(What is asked)
Find each line containing the string "noise" and return it.

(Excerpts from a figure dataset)
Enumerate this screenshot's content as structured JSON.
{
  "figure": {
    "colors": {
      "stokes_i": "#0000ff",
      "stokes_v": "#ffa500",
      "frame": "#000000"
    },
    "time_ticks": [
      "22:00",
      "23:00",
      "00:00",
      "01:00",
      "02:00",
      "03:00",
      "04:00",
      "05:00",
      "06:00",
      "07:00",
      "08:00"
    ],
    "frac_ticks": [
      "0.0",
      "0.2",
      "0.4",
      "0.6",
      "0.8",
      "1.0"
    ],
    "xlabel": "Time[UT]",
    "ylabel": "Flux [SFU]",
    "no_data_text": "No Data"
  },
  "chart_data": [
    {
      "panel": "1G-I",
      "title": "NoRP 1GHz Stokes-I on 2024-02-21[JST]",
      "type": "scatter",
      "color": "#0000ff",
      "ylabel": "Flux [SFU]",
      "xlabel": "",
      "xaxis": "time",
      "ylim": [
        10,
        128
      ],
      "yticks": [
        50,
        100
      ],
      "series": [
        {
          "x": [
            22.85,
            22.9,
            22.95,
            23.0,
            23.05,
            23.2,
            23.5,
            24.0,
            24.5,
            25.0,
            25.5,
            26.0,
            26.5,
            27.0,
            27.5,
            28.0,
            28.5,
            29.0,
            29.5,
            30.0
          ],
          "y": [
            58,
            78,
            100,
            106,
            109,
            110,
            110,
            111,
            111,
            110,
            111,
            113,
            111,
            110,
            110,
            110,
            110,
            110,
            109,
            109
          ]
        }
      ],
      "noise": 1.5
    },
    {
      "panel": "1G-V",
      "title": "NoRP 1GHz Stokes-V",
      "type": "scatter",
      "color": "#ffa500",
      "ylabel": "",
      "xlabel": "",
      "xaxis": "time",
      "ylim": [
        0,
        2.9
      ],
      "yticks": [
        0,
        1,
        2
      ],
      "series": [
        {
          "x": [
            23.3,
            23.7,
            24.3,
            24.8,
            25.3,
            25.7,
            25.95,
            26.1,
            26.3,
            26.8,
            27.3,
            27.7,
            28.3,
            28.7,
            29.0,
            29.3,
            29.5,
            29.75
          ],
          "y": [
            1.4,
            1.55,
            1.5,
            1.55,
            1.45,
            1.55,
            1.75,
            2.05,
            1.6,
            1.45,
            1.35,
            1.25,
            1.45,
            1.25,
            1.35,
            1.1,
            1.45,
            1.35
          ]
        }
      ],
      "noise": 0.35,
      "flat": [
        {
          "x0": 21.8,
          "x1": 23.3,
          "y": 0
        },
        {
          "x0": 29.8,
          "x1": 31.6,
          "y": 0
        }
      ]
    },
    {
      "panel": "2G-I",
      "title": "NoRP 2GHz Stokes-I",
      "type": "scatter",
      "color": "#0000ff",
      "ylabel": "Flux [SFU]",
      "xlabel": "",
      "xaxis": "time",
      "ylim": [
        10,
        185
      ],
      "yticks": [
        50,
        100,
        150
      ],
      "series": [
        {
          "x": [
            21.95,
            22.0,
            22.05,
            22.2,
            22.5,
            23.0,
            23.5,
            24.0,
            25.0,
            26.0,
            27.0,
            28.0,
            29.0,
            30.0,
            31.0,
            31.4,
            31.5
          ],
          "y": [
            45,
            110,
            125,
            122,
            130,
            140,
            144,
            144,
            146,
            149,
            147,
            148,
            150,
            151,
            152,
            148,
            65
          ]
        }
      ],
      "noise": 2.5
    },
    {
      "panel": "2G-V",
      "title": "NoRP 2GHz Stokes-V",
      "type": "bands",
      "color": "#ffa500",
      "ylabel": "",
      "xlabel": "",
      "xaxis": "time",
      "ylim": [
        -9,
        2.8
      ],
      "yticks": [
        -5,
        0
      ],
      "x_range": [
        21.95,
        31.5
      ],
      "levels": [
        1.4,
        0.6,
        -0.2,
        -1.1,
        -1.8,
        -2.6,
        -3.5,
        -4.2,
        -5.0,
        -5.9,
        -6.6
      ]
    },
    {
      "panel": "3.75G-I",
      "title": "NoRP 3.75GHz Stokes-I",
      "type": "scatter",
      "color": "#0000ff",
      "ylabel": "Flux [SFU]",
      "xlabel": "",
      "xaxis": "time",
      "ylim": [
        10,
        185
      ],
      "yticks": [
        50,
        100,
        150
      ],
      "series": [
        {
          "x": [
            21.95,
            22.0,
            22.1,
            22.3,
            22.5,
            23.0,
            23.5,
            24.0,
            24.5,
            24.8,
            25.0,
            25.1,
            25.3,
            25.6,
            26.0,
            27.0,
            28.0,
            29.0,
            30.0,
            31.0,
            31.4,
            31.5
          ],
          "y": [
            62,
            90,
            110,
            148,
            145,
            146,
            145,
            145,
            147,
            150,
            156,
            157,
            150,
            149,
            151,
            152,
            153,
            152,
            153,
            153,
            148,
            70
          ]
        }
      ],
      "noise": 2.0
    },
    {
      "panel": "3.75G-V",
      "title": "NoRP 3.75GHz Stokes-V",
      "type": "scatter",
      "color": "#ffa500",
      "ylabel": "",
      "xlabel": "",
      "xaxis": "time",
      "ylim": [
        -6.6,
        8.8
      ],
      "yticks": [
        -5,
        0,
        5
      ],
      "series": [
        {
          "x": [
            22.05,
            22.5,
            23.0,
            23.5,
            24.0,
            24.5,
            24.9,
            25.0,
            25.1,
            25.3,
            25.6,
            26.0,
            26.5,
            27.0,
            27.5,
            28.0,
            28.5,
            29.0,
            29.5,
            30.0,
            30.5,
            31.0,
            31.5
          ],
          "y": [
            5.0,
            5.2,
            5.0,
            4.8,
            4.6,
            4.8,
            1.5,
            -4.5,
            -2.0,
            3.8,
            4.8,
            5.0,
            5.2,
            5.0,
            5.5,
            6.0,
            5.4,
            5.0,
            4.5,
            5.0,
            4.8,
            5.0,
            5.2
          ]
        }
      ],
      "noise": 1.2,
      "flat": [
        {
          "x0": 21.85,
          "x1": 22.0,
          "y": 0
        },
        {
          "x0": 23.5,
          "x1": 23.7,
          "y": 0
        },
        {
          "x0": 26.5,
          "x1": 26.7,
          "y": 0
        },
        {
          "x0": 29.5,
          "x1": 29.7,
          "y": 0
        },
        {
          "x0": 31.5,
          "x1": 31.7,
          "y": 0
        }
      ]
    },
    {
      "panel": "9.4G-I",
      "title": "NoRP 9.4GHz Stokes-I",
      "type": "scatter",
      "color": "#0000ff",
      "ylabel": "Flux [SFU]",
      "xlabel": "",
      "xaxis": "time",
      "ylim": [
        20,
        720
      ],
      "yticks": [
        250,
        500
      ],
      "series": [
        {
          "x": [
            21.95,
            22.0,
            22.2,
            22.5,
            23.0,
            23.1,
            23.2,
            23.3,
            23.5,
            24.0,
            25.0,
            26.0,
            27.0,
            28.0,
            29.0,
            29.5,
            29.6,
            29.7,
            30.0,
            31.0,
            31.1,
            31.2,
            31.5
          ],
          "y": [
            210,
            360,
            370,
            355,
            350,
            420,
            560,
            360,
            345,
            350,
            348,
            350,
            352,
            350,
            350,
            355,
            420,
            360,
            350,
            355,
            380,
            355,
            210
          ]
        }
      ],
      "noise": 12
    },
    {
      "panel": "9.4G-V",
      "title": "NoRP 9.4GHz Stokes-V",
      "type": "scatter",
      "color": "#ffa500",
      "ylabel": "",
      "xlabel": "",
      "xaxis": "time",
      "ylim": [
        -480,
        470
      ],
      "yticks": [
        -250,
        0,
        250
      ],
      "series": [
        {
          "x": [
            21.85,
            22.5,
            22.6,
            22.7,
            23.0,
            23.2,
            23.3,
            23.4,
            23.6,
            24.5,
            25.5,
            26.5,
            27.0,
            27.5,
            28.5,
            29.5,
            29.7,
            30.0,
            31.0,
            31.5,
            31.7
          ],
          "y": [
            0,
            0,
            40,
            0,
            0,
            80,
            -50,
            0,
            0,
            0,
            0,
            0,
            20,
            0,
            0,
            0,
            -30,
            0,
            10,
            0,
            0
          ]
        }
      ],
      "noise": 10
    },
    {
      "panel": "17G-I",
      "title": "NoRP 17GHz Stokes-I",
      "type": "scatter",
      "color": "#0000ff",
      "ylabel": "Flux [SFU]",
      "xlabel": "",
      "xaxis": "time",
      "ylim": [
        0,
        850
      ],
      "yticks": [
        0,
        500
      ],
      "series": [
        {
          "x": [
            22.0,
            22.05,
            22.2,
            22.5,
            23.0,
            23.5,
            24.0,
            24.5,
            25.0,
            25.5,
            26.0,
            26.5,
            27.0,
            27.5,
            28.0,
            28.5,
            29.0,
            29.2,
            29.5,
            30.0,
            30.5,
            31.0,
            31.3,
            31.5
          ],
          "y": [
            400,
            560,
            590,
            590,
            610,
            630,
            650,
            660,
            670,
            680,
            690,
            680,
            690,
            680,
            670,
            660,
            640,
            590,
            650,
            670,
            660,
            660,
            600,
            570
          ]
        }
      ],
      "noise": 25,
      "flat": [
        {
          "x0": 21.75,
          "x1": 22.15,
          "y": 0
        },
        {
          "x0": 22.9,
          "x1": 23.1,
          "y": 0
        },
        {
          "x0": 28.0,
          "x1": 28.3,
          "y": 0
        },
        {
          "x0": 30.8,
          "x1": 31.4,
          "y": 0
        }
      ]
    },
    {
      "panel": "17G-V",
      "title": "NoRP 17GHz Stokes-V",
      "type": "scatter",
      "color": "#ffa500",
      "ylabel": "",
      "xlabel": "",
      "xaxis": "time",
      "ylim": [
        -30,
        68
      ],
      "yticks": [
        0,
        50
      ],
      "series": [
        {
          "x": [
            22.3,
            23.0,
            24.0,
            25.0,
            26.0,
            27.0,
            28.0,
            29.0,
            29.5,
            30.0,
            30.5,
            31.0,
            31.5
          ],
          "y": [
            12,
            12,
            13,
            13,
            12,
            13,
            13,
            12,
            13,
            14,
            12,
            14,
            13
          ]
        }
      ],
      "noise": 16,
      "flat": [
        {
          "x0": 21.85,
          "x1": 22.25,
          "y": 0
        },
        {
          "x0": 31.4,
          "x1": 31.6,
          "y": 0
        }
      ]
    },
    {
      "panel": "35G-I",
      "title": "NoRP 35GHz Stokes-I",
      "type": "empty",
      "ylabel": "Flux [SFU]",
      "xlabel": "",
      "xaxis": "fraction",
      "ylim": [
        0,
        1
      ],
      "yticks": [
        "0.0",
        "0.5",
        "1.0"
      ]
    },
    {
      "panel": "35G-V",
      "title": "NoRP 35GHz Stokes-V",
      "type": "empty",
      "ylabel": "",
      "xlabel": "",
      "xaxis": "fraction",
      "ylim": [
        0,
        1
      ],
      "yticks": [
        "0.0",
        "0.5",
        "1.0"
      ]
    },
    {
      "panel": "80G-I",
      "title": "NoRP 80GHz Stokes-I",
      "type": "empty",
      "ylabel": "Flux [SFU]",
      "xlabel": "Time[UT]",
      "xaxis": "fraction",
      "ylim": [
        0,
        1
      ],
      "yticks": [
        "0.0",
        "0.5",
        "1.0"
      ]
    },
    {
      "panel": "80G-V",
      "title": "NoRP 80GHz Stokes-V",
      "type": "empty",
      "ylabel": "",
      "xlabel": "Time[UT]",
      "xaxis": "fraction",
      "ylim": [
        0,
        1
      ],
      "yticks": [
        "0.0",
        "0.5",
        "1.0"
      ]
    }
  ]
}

(Response below)
      "noise": 1.5
      "noise": 0.35,
      "noise": 2.5
      "noise": 2.0
      "noise": 1.2,
      "noise": 12
      "noise": 10
      "noise": 25,
      "noise": 16,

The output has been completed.